◆ Short task
Will you give the material below again, every line exactly as it is?

Dataset entries:
____________

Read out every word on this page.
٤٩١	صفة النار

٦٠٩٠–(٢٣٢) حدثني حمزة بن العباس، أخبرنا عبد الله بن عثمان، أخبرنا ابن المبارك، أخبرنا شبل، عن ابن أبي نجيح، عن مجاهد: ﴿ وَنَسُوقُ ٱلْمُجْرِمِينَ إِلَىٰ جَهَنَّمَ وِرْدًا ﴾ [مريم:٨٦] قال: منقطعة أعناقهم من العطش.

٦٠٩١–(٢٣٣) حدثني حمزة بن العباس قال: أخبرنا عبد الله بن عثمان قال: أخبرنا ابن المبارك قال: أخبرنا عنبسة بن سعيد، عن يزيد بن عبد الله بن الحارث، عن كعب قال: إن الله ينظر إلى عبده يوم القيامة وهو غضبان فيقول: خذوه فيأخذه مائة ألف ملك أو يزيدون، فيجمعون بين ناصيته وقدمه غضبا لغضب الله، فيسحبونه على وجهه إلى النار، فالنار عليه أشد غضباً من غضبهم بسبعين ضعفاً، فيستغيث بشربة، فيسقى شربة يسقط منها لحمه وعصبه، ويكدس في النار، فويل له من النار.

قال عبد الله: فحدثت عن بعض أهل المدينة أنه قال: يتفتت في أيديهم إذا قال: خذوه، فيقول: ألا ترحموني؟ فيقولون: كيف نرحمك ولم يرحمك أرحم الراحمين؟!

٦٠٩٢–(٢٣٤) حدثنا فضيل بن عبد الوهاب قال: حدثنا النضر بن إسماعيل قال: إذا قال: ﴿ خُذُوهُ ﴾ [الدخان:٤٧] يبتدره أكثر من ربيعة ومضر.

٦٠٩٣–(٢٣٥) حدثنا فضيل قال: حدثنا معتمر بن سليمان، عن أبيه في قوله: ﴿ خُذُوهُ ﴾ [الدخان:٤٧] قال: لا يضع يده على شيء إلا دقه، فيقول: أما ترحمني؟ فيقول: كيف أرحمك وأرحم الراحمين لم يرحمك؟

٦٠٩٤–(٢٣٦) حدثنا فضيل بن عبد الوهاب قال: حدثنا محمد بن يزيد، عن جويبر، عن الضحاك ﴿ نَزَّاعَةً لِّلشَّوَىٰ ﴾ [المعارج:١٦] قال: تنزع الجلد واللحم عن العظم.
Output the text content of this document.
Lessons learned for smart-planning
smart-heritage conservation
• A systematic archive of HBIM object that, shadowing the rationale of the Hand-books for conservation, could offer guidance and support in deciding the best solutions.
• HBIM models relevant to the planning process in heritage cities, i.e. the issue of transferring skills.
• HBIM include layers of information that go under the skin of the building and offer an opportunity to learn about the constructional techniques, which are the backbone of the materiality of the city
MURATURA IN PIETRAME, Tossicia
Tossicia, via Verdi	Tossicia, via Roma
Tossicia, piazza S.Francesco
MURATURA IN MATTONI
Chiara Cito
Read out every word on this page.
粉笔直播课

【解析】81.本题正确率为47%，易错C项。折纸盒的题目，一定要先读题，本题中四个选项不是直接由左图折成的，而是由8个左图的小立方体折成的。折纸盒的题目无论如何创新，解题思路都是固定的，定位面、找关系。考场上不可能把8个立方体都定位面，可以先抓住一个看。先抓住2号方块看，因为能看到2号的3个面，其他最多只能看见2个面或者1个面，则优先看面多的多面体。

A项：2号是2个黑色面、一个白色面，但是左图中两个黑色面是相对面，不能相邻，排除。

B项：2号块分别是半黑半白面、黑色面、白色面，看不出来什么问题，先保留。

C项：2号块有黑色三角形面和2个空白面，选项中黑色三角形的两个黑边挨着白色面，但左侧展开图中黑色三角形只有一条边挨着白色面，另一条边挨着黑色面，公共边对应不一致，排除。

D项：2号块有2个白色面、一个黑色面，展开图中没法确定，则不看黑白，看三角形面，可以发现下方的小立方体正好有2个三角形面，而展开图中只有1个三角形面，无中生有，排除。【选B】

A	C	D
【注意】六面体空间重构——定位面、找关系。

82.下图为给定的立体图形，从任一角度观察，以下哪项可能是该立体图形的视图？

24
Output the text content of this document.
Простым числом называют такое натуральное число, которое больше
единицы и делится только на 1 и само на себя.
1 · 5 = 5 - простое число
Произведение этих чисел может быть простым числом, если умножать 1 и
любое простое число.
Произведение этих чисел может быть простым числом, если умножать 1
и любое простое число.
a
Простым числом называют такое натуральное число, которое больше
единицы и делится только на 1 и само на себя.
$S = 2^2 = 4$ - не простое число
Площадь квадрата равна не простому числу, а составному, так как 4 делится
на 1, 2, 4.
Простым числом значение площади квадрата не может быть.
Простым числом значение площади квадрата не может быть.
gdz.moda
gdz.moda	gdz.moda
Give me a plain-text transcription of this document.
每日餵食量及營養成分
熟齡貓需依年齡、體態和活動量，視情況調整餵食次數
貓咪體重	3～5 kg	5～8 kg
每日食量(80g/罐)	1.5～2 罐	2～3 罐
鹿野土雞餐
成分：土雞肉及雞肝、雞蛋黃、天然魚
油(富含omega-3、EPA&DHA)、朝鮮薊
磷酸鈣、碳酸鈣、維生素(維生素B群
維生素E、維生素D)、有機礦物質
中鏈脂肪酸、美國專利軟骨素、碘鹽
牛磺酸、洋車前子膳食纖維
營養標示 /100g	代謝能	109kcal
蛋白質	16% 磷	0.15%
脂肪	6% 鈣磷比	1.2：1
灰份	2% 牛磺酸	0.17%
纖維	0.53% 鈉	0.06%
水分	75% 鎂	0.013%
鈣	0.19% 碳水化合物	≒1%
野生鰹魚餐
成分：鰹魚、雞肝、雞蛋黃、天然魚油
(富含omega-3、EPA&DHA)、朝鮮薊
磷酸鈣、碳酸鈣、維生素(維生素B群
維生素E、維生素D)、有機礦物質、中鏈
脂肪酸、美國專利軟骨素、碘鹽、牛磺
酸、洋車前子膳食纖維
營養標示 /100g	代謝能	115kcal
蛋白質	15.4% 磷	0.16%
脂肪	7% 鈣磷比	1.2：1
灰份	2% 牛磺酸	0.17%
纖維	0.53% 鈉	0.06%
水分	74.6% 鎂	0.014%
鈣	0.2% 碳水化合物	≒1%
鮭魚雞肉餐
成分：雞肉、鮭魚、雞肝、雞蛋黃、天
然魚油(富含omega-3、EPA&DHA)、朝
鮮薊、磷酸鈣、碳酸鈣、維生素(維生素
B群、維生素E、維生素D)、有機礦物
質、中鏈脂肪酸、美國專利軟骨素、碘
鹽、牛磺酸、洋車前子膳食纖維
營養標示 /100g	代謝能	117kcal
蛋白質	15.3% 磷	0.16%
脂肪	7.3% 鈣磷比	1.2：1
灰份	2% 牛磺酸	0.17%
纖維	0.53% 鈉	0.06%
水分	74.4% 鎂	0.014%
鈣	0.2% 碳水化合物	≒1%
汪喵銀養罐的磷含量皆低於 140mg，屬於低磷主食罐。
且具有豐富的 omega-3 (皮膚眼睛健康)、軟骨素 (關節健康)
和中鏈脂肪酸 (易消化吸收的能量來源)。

____________

◆ Solution for this exercise
Read out every word on this page.
٤٩١	صفة النار

٦٠٩٠–(٢٣٢) حدثني حمزة بن العباس، أخبرنا عبد الله بن عثمان، أخبرنا ابن المبارك، أخبرنا شبل، عن ابن أبي نجيح، عن مجاهد: ﴿ وَنَسُوقُ ٱلْمُجْرِمِينَ إِلَىٰ جَهَنَّمَ وِرْدًا ﴾ [مريم:٨٦] قال: منقطعة أعناقهم من العطش.

٦٠٩١–(٢٣٣) حدثني حمزة بن العباس قال: أخبرنا عبد الله بن عثمان قال: أخبرنا ابن المبارك قال: أخبرنا عنبسة بن سعيد، عن يزيد بن عبد الله بن الحارث، عن كعب قال: إن الله ينظر إلى عبده يوم القيامة وهو غضبان فيقول: خذوه فيأخذه مائة ألف ملك أو يزيدون، فيجمعون بين ناصيته وقدمه غضبا لغضب الله، فيسحبونه على وجهه إلى النار، فالنار عليه أشد غضباً من غضبهم بسبعين ضعفاً، فيستغيث بشربة، فيسقى شربة يسقط منها لحمه وعصبه، ويكدس في النار، فويل له من النار.

قال عبد الله: فحدثت عن بعض أهل المدينة أنه قال: يتفتت في أيديهم إذا قال: خذوه، فيقول: ألا ترحموني؟ فيقولون: كيف نرحمك ولم يرحمك أرحم الراحمين؟!

٦٠٩٢–(٢٣٤) حدثنا فضيل بن عبد الوهاب قال: حدثنا النضر بن إسماعيل قال: إذا قال: ﴿ خُذُوهُ ﴾ [الدخان:٤٧] يبتدره أكثر من ربيعة ومضر.

٦٠٩٣–(٢٣٥) حدثنا فضيل قال: حدثنا معتمر بن سليمان، عن أبيه في قوله: ﴿ خُذُوهُ ﴾ [الدخان:٤٧] قال: لا يضع يده على شيء إلا دقه، فيقول: أما ترحمني؟ فيقول: كيف أرحمك وأرحم الراحمين لم يرحمك؟

٦٠٩٤–(٢٣٦) حدثنا فضيل بن عبد الوهاب قال: حدثنا محمد بن يزيد، عن جويبر، عن الضحاك ﴿ نَزَّاعَةً لِّلشَّوَىٰ ﴾ [المعارج:١٦] قال: تنزع الجلد واللحم عن العظم.
Output the text content of this document.
Lessons learned for smart-planning
smart-heritage conservation
• A systematic archive of HBIM object that, shadowing the rationale of the Hand-books for conservation, could offer guidance and support in deciding the best solutions.
• HBIM models relevant to the planning process in heritage cities, i.e. the issue of transferring skills.
• HBIM include layers of information that go under the skin of the building and offer an opportunity to learn about the constructional techniques, which are the backbone of the materiality of the city
MURATURA IN PIETRAME, Tossicia
Tossicia, via Verdi	Tossicia, via Roma
Tossicia, piazza S.Francesco
MURATURA IN MATTONI
Chiara Cito
Read out every word on this page.
粉笔直播课

【解析】81.本题正确率为47%，易错C项。折纸盒的题目，一定要先读题，本题中四个选项不是直接由左图折成的，而是由8个左图的小立方体折成的。折纸盒的题目无论如何创新，解题思路都是固定的，定位面、找关系。考场上不可能把8个立方体都定位面，可以先抓住一个看。先抓住2号方块看，因为能看到2号的3个面，其他最多只能看见2个面或者1个面，则优先看面多的多面体。

A项：2号是2个黑色面、一个白色面，但是左图中两个黑色面是相对面，不能相邻，排除。

B项：2号块分别是半黑半白面、黑色面、白色面，看不出来什么问题，先保留。

C项：2号块有黑色三角形面和2个空白面，选项中黑色三角形的两个黑边挨着白色面，但左侧展开图中黑色三角形只有一条边挨着白色面，另一条边挨着黑色面，公共边对应不一致，排除。

D项：2号块有2个白色面、一个黑色面，展开图中没法确定，则不看黑白，看三角形面，可以发现下方的小立方体正好有2个三角形面，而展开图中只有1个三角形面，无中生有，排除。【选B】

A	C	D
【注意】六面体空间重构——定位面、找关系。

82.下图为给定的立体图形，从任一角度观察，以下哪项可能是该立体图形的视图？

24
Output the text content of this document.
Простым числом называют такое натуральное число, которое больше
единицы и делится только на 1 и само на себя.
1 · 5 = 5 - простое число
Произведение этих чисел может быть простым числом, если умножать 1 и
любое простое число.
Произведение этих чисел может быть простым числом, если умножать 1
и любое простое число.
a
Простым числом называют такое натуральное число, которое больше
единицы и делится только на 1 и само на себя.
$S = 2^2 = 4$ - не простое число
Площадь квадрата равна не простому числу, а составному, так как 4 делится
на 1, 2, 4.
Простым числом значение площади квадрата не может быть.
Простым числом значение площади квадрата не может быть.
gdz.moda
gdz.moda	gdz.moda
Give me a plain-text transcription of this document.
每日餵食量及營養成分
熟齡貓需依年齡、體態和活動量，視情況調整餵食次數
貓咪體重	3～5 kg	5～8 kg
每日食量(80g/罐)	1.5～2 罐	2～3 罐
鹿野土雞餐
成分：土雞肉及雞肝、雞蛋黃、天然魚
油(富含omega-3、EPA&DHA)、朝鮮薊
磷酸鈣、碳酸鈣、維生素(維生素B群
維生素E、維生素D)、有機礦物質
中鏈脂肪酸、美國專利軟骨素、碘鹽
牛磺酸、洋車前子膳食纖維
營養標示 /100g	代謝能	109kcal
蛋白質	16% 磷	0.15%
脂肪	6% 鈣磷比	1.2：1
灰份	2% 牛磺酸	0.17%
纖維	0.53% 鈉	0.06%
水分	75% 鎂	0.013%
鈣	0.19% 碳水化合物	≒1%
野生鰹魚餐
成分：鰹魚、雞肝、雞蛋黃、天然魚油
(富含omega-3、EPA&DHA)、朝鮮薊
磷酸鈣、碳酸鈣、維生素(維生素B群
維生素E、維生素D)、有機礦物質、中鏈
脂肪酸、美國專利軟骨素、碘鹽、牛磺
酸、洋車前子膳食纖維
營養標示 /100g	代謝能	115kcal
蛋白質	15.4% 磷	0.16%
脂肪	7% 鈣磷比	1.2：1
灰份	2% 牛磺酸	0.17%
纖維	0.53% 鈉	0.06%
水分	74.6% 鎂	0.014%
鈣	0.2% 碳水化合物	≒1%
鮭魚雞肉餐
成分：雞肉、鮭魚、雞肝、雞蛋黃、天
然魚油(富含omega-3、EPA&DHA)、朝
鮮薊、磷酸鈣、碳酸鈣、維生素(維生素
B群、維生素E、維生素D)、有機礦物
質、中鏈脂肪酸、美國專利軟骨素、碘
鹽、牛磺酸、洋車前子膳食纖維
營養標示 /100g	代謝能	117kcal
蛋白質	15.3% 磷	0.16%
脂肪	7.3% 鈣磷比	1.2：1
灰份	2% 牛磺酸	0.17%
纖維	0.53% 鈉	0.06%
水分	74.4% 鎂	0.014%
鈣	0.2% 碳水化合物	≒1%
汪喵銀養罐的磷含量皆低於 140mg，屬於低磷主食罐。
且具有豐富的 omega-3 (皮膚眼睛健康)、軟骨素 (關節健康)
和中鏈脂肪酸 (易消化吸收的能量來源)。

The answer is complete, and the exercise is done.